:: INSTRUCTIONS TO FOLLOW ::
Please answer from the blog post on Rob Ford's removal from office: who appointed Justice Hackland?

:: DOCUMENT SECTION ::
* * * *

Nov. 29th, 2012

rfmcdonald: (Default)
The very strongly anti-Ford weekly NOW Toronto has a column up, by Enzo Di Matteo, that is not at all sympathetic to Rob Ford.

Justice Hackland has done Toronto, turned laughingstock by a buffoon, a big favour.

Of course, in Ford’s mind it was everybody else’s fault when the news broke and he found himself unceremoniously dumped.

After the verdict, the mayor showed up at a meeting of his closest advisers in his muddy sweats (he’d been putting his football team through practice in preparation for the next day’s Metro Bowl at the Rogers Centre) – and in deep denial.

When he met the crush of reporters waiting outside his City Hall office, he blamed “left-wing politics” for his defeat and promised to fight the decision “tooth and nail.”

It seems the vast left-wing conspiracy against the mayor includes Justice Hackland, who was appointed by Ford’s fishing buddy in Ottawa, Stephen Harper. One Sun TV commentator said “homosexual extremists” were responsible for the judge’s decision. Yup. Those fucking downtown elites were picking on their boy again.

Ford’s was a pathetic performance. By the time his brother Doug took to the airwaves late Monday afternoon to do damage control on AM 640, Newstalk 1010 and the Stephen LeDrew show, the talking points had changed to how Ford’s football foundation was helping kids in priority neighbourhoods.

Doug Ford also pointed the inevitable finger at other politicians who’ve burned money on assorted wasteful projects. Ford friendlies in the media quickly seized on the Liberals’ gas plant fiasco as a subject of comparison. I hear a march on the office of Clayton Ruby, the lawyer who made the winning case against Ford, may be in the works. And so went the chest-beating by the Ford camp.
rfmcdonald: (Default)
The traditionally pro-Ford Toronto Sun, in the person of its columnist Mike Strobel, responded to Ford's expulsion from office by arguing that city council as a whole should also be kicked out of office, removing democratic representation entirely.

* * * *

:: ENTRIES SUPPLIED ::
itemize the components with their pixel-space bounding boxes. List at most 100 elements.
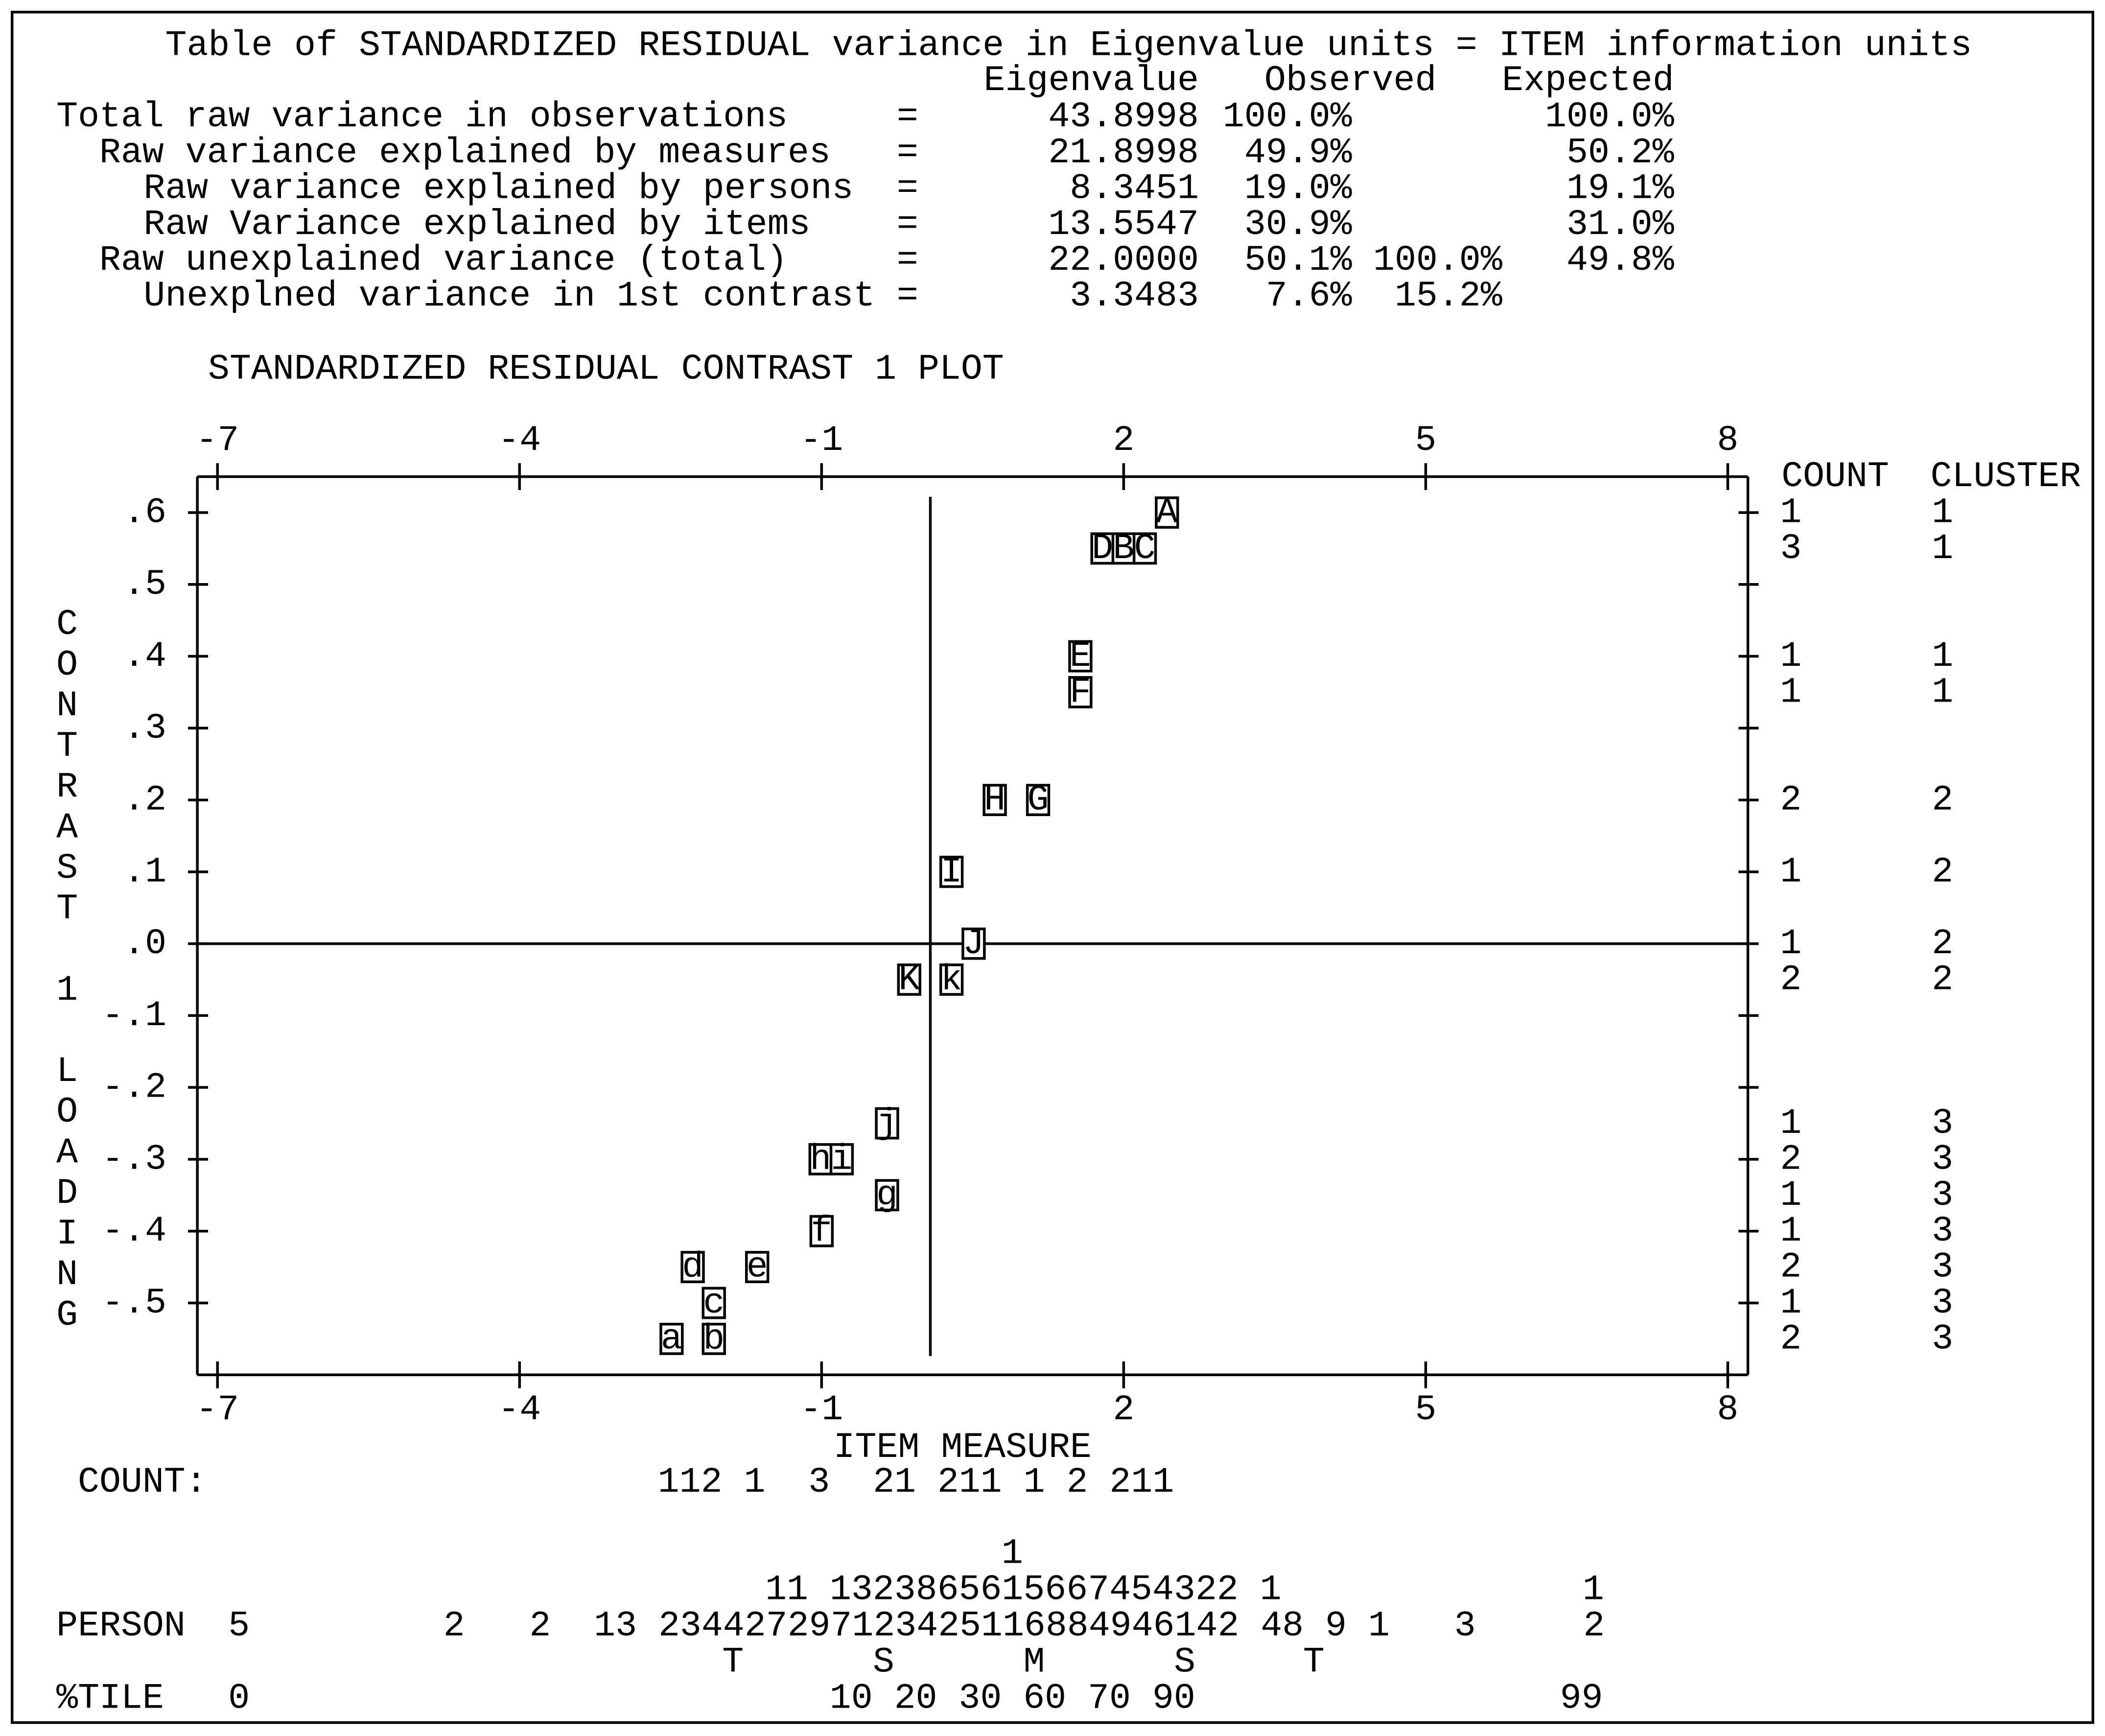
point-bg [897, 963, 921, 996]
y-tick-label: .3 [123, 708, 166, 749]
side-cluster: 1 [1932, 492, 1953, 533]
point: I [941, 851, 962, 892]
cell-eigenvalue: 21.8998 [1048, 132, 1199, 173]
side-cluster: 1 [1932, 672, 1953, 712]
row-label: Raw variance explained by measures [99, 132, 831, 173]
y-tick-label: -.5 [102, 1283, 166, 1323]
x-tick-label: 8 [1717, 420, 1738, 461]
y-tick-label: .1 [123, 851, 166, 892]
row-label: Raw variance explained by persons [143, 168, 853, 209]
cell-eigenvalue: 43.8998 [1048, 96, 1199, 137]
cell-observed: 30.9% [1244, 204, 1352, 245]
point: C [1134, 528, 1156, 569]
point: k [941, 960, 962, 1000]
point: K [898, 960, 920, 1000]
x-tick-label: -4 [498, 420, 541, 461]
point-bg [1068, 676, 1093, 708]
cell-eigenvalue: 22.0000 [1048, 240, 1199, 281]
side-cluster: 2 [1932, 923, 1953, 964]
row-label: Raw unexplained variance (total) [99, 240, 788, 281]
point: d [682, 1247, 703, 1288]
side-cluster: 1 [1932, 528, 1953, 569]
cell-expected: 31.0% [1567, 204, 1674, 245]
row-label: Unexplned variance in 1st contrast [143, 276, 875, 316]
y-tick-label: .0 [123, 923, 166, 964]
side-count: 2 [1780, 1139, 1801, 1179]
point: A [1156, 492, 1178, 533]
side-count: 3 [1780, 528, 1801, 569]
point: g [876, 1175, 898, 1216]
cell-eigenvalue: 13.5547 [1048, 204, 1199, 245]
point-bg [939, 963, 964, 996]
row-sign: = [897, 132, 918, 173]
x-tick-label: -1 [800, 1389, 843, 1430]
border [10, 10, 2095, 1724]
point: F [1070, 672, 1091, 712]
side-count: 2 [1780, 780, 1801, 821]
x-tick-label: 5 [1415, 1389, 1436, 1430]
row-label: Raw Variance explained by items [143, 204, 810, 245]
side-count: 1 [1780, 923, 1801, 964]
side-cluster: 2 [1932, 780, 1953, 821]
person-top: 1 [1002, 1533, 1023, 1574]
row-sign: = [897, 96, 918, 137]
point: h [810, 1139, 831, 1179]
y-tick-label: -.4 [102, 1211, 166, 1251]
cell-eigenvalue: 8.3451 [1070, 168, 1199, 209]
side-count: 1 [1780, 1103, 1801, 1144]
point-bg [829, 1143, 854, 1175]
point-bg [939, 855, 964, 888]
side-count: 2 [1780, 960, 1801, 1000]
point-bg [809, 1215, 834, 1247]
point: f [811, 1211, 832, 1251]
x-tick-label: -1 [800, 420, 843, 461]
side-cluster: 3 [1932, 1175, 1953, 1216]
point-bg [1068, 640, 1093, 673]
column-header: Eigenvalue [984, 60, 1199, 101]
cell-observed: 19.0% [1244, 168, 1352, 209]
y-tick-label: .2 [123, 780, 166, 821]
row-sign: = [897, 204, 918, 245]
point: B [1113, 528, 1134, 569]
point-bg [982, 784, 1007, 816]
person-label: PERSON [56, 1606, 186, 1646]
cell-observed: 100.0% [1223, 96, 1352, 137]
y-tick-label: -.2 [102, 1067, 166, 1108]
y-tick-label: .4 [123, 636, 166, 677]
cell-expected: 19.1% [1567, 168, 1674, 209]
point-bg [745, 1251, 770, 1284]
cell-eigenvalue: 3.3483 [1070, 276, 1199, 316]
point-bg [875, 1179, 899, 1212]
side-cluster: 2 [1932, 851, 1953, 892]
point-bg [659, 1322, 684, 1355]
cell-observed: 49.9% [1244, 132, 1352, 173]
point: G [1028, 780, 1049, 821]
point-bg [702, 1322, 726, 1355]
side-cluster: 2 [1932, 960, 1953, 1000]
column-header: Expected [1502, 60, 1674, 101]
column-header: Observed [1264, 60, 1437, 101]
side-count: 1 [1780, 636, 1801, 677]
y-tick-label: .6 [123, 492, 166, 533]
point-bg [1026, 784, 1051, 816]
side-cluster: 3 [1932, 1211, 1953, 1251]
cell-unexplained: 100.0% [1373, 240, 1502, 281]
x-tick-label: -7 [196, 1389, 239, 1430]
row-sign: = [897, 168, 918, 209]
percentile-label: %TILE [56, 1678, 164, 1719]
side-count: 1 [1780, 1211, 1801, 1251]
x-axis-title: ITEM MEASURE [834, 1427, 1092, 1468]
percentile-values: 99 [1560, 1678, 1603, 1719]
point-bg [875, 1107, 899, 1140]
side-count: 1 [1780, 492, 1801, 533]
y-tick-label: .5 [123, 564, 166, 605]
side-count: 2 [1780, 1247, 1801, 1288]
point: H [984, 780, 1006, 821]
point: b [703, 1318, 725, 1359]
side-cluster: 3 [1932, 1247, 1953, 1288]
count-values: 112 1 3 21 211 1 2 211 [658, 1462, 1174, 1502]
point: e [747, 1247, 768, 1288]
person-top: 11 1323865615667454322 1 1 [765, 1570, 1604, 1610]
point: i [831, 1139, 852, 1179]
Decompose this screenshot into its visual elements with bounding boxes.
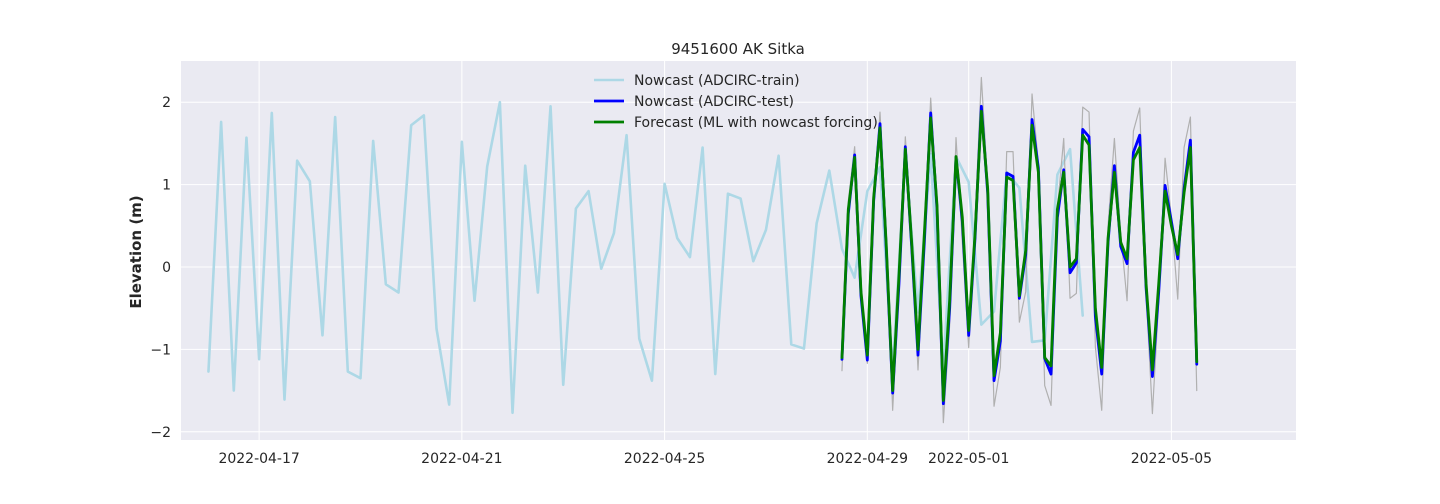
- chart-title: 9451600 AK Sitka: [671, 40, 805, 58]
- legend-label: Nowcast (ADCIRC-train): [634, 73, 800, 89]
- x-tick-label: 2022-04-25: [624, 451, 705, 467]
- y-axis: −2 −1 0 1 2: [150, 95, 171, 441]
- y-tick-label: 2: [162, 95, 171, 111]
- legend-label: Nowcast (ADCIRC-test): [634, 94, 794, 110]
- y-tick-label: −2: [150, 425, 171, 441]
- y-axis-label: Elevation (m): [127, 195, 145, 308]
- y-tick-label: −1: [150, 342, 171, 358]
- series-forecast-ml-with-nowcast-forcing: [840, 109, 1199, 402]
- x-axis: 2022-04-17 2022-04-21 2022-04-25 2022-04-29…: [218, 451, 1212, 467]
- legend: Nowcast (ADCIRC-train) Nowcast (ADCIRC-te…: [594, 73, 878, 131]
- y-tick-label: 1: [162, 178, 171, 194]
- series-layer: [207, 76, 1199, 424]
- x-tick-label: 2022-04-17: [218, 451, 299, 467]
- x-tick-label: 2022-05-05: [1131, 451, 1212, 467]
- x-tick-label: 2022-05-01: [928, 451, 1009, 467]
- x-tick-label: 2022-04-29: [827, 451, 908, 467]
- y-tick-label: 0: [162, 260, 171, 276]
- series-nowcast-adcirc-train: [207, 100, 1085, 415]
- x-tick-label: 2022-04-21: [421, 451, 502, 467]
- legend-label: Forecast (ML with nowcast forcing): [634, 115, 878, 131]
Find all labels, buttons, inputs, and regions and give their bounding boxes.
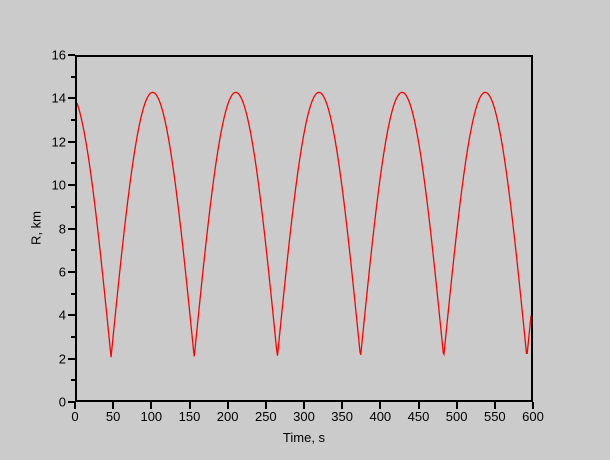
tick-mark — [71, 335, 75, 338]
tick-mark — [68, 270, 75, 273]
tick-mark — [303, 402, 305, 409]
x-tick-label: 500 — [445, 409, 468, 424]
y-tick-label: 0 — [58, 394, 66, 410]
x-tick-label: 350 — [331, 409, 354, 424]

* * * *

:: COMPLETED TASK ::
Stephen Harper